◆ **SET PROBLEM**
Which lines have the string "pressure"? Copy all of them from the entries below.

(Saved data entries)
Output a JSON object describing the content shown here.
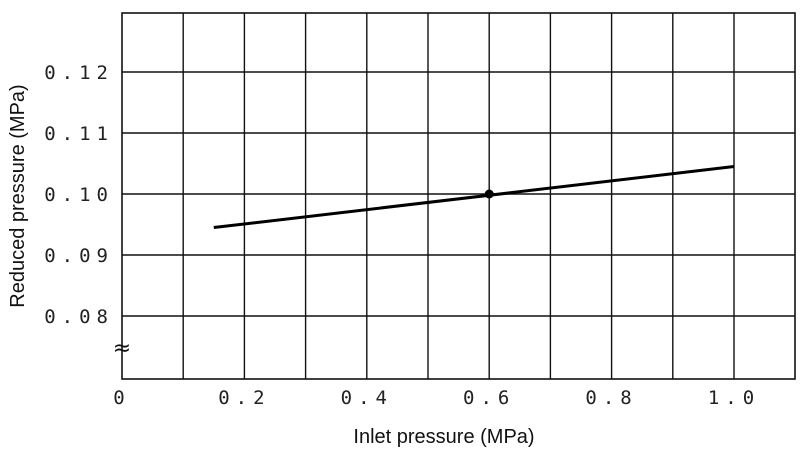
{
  "chart_data": {
    "type": "line",
    "title": "",
    "xlabel": "Inlet pressure (MPa)",
    "ylabel": "Reduced pressure (MPa)",
    "xlim": [
      0,
      1.1
    ],
    "ylim_displayed": [
      0.08,
      0.12
    ],
    "x_ticks": [
      0,
      0.2,
      0.4,
      0.6,
      0.8,
      1.0
    ],
    "x_tick_labels": [
      "0",
      "0.2",
      "0.4",
      "0.6",
      "0.8",
      "1.0"
    ],
    "y_ticks": [
      0.08,
      0.09,
      0.1,
      0.11,
      0.12
    ],
    "y_tick_labels": [
      "0.08",
      "0.09",
      "0.10",
      "0.11",
      "0.12"
    ],
    "axis_break_symbol": "≈",
    "grid": true,
    "series": [
      {
        "x": [
          0.15,
          1.0
        ],
        "y": [
          0.0945,
          0.1045
        ],
        "color": "#000000"
      }
    ],
    "marker": {
      "x": 0.6,
      "y": 0.1
    }
  }
}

◆ **RESULT OF THIS EXERCISE**
    "xlabel": "Inlet pressure (MPa)",
    "ylabel": "Reduced pressure (MPa)",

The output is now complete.